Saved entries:
'''

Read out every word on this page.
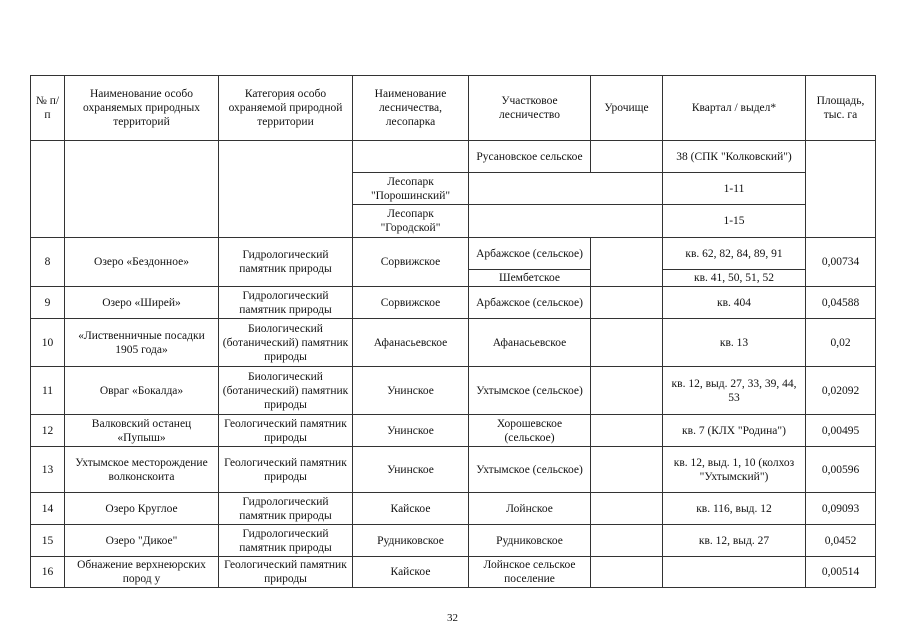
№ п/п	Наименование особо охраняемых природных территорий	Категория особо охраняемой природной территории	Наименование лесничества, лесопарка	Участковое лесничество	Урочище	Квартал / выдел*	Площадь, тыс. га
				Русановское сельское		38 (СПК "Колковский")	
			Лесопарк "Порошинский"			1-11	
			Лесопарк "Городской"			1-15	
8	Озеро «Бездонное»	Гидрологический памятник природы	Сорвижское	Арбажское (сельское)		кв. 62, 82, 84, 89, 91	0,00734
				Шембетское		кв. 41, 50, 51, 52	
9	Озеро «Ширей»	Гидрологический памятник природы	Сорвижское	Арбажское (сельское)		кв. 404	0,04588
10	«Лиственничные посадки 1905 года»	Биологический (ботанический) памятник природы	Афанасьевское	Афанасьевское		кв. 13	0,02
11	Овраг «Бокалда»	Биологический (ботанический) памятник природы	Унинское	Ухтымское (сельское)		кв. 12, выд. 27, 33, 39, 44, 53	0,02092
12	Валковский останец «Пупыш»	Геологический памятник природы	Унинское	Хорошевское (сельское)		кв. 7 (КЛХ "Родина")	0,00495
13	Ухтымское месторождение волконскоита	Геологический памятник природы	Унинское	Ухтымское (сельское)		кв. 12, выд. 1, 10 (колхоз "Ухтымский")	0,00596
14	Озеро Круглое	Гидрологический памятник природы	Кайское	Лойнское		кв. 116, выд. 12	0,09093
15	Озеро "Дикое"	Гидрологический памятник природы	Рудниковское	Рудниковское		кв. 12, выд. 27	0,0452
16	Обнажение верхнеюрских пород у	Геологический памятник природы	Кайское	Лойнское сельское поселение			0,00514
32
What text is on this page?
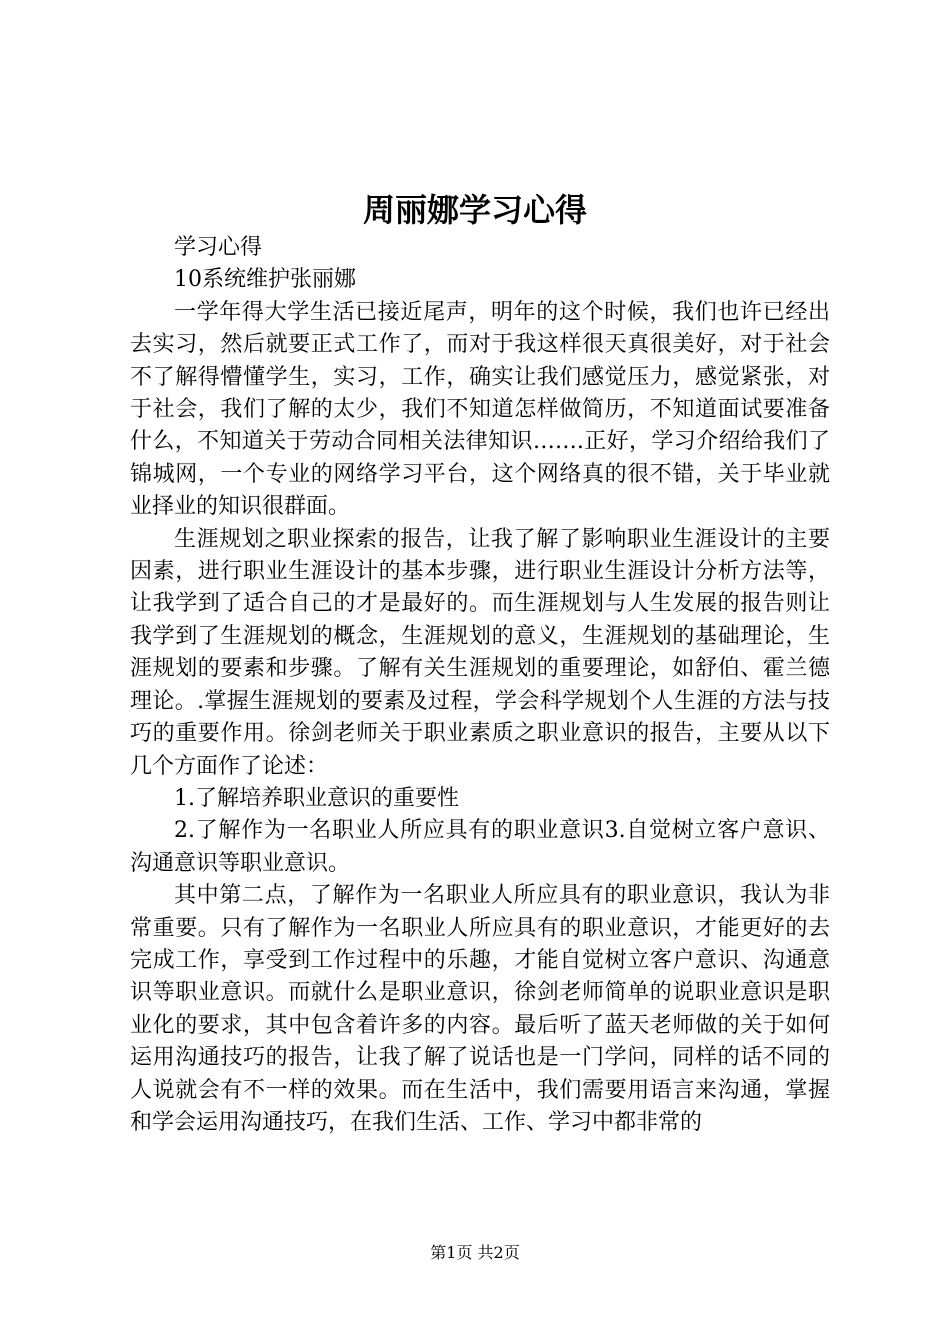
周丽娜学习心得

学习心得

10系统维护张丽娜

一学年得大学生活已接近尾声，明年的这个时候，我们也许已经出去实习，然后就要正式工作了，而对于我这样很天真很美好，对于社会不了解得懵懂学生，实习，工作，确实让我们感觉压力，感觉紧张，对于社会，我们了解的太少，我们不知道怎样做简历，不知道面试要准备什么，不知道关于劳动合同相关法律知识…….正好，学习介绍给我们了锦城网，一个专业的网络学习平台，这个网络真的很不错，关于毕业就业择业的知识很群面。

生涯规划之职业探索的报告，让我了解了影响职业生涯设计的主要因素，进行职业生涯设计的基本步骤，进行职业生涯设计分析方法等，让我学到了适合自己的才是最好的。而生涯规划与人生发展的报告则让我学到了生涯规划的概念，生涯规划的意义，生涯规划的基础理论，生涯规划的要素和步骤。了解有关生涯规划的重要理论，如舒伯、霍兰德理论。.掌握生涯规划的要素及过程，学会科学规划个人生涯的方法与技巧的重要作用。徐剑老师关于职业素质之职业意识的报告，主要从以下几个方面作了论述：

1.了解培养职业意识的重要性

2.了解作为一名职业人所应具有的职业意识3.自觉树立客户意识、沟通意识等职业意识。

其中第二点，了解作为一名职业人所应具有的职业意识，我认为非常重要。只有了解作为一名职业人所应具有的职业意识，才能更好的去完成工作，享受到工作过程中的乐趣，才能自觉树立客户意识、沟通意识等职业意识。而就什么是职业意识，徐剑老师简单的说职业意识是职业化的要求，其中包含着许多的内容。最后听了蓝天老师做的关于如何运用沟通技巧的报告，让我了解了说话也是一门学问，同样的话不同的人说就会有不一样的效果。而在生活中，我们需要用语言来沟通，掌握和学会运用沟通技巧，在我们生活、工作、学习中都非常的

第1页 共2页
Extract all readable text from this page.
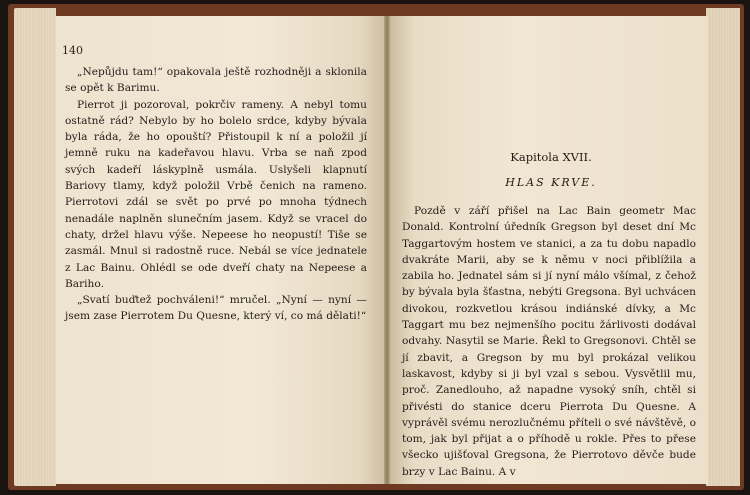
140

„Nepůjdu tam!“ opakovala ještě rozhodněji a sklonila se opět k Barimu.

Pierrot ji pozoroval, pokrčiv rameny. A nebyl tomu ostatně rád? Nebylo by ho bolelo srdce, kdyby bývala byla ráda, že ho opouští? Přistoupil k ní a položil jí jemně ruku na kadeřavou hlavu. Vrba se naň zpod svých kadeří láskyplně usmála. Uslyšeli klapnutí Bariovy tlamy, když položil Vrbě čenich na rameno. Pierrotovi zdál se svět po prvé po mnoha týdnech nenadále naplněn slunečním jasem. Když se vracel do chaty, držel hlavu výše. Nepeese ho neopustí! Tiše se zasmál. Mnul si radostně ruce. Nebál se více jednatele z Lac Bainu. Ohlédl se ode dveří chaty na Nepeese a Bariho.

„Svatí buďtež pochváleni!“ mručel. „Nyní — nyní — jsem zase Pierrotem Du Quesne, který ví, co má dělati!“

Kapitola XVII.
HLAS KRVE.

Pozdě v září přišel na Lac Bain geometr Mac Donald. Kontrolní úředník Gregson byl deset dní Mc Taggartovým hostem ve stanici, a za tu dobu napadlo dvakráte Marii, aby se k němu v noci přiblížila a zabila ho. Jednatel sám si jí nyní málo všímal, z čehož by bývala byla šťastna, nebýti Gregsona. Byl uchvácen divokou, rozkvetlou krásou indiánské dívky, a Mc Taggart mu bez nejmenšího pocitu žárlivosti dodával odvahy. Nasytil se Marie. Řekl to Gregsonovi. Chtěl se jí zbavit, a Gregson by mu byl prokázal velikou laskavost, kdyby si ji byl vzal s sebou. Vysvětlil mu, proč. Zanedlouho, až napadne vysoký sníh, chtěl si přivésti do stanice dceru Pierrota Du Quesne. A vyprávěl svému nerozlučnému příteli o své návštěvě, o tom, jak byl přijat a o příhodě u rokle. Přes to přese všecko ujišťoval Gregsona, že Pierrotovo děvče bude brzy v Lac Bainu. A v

'''

- [Your instructions]: Write every record out again exactly; no pictures belong in the copy.

- [Answer below]:
Read out every word on this page.
№ п/п	Наименование особо охраняемых природных территорий	Категория особо охраняемой природной территории	Наименование лесничества, лесопарка	Участковое лесничество	Урочище	Квартал / выдел*	Площадь, тыс. га
				Русановское сельское		38 (СПК "Колковский")	
			Лесопарк "Порошинский"			1-11	
			Лесопарк "Городской"			1-15	
8	Озеро «Бездонное»	Гидрологический памятник природы	Сорвижское	Арбажское (сельское)		кв. 62, 82, 84, 89, 91	0,00734
				Шембетское		кв. 41, 50, 51, 52	
9	Озеро «Ширей»	Гидрологический памятник природы	Сорвижское	Арбажское (сельское)		кв. 404	0,04588
10	«Лиственничные посадки 1905 года»	Биологический (ботанический) памятник природы	Афанасьевское	Афанасьевское		кв. 13	0,02
11	Овраг «Бокалда»	Биологический (ботанический) памятник природы	Унинское	Ухтымское (сельское)		кв. 12, выд. 27, 33, 39, 44, 53	0,02092
12	Валковский останец «Пупыш»	Геологический памятник природы	Унинское	Хорошевское (сельское)		кв. 7 (КЛХ "Родина")	0,00495
13	Ухтымское месторождение волконскоита	Геологический памятник природы	Унинское	Ухтымское (сельское)		кв. 12, выд. 1, 10 (колхоз "Ухтымский")	0,00596
14	Озеро Круглое	Гидрологический памятник природы	Кайское	Лойнское		кв. 116, выд. 12	0,09093
15	Озеро "Дикое"	Гидрологический памятник природы	Рудниковское	Рудниковское		кв. 12, выд. 27	0,0452
16	Обнажение верхнеюрских пород у	Геологический памятник природы	Кайское	Лойнское сельское поселение			0,00514
32
What text is on this page?
周丽娜学习心得

学习心得

10系统维护张丽娜

一学年得大学生活已接近尾声，明年的这个时候，我们也许已经出去实习，然后就要正式工作了，而对于我这样很天真很美好，对于社会不了解得懵懂学生，实习，工作，确实让我们感觉压力，感觉紧张，对于社会，我们了解的太少，我们不知道怎样做简历，不知道面试要准备什么，不知道关于劳动合同相关法律知识…….正好，学习介绍给我们了锦城网，一个专业的网络学习平台，这个网络真的很不错，关于毕业就业择业的知识很群面。

生涯规划之职业探索的报告，让我了解了影响职业生涯设计的主要因素，进行职业生涯设计的基本步骤，进行职业生涯设计分析方法等，让我学到了适合自己的才是最好的。而生涯规划与人生发展的报告则让我学到了生涯规划的概念，生涯规划的意义，生涯规划的基础理论，生涯规划的要素和步骤。了解有关生涯规划的重要理论，如舒伯、霍兰德理论。.掌握生涯规划的要素及过程，学会科学规划个人生涯的方法与技巧的重要作用。徐剑老师关于职业素质之职业意识的报告，主要从以下几个方面作了论述：

1.了解培养职业意识的重要性

2.了解作为一名职业人所应具有的职业意识3.自觉树立客户意识、沟通意识等职业意识。

其中第二点，了解作为一名职业人所应具有的职业意识，我认为非常重要。只有了解作为一名职业人所应具有的职业意识，才能更好的去完成工作，享受到工作过程中的乐趣，才能自觉树立客户意识、沟通意识等职业意识。而就什么是职业意识，徐剑老师简单的说职业意识是职业化的要求，其中包含着许多的内容。最后听了蓝天老师做的关于如何运用沟通技巧的报告，让我了解了说话也是一门学问，同样的话不同的人说就会有不一样的效果。而在生活中，我们需要用语言来沟通，掌握和学会运用沟通技巧，在我们生活、工作、学习中都非常的

第1页 共2页
Extract all readable text from this page.
140

„Nepůjdu tam!“ opakovala ještě rozhodněji a sklonila se opět k Barimu.

Pierrot ji pozoroval, pokrčiv rameny. A nebyl tomu ostatně rád? Nebylo by ho bolelo srdce, kdyby bývala byla ráda, že ho opouští? Přistoupil k ní a položil jí jemně ruku na kadeřavou hlavu. Vrba se naň zpod svých kadeří láskyplně usmála. Uslyšeli klapnutí Bariovy tlamy, když položil Vrbě čenich na rameno. Pierrotovi zdál se svět po prvé po mnoha týdnech nenadále naplněn slunečním jasem. Když se vracel do chaty, držel hlavu výše. Nepeese ho neopustí! Tiše se zasmál. Mnul si radostně ruce. Nebál se více jednatele z Lac Bainu. Ohlédl se ode dveří chaty na Nepeese a Bariho.

„Svatí buďtež pochváleni!“ mručel. „Nyní — nyní — jsem zase Pierrotem Du Quesne, který ví, co má dělati!“

Kapitola XVII.
HLAS KRVE.

Pozdě v září přišel na Lac Bain geometr Mac Donald. Kontrolní úředník Gregson byl deset dní Mc Taggartovým hostem ve stanici, a za tu dobu napadlo dvakráte Marii, aby se k němu v noci přiblížila a zabila ho. Jednatel sám si jí nyní málo všímal, z čehož by bývala byla šťastna, nebýti Gregsona. Byl uchvácen divokou, rozkvetlou krásou indiánské dívky, a Mc Taggart mu bez nejmenšího pocitu žárlivosti dodával odvahy. Nasytil se Marie. Řekl to Gregsonovi. Chtěl se jí zbavit, a Gregson by mu byl prokázal velikou laskavost, kdyby si ji byl vzal s sebou. Vysvětlil mu, proč. Zanedlouho, až napadne vysoký sníh, chtěl si přivésti do stanice dceru Pierrota Du Quesne. A vyprávěl svému nerozlučnému příteli o své návštěvě, o tom, jak byl přijat a o příhodě u rokle. Přes to přese všecko ujišťoval Gregsona, že Pierrotovo děvče bude brzy v Lac Bainu. A v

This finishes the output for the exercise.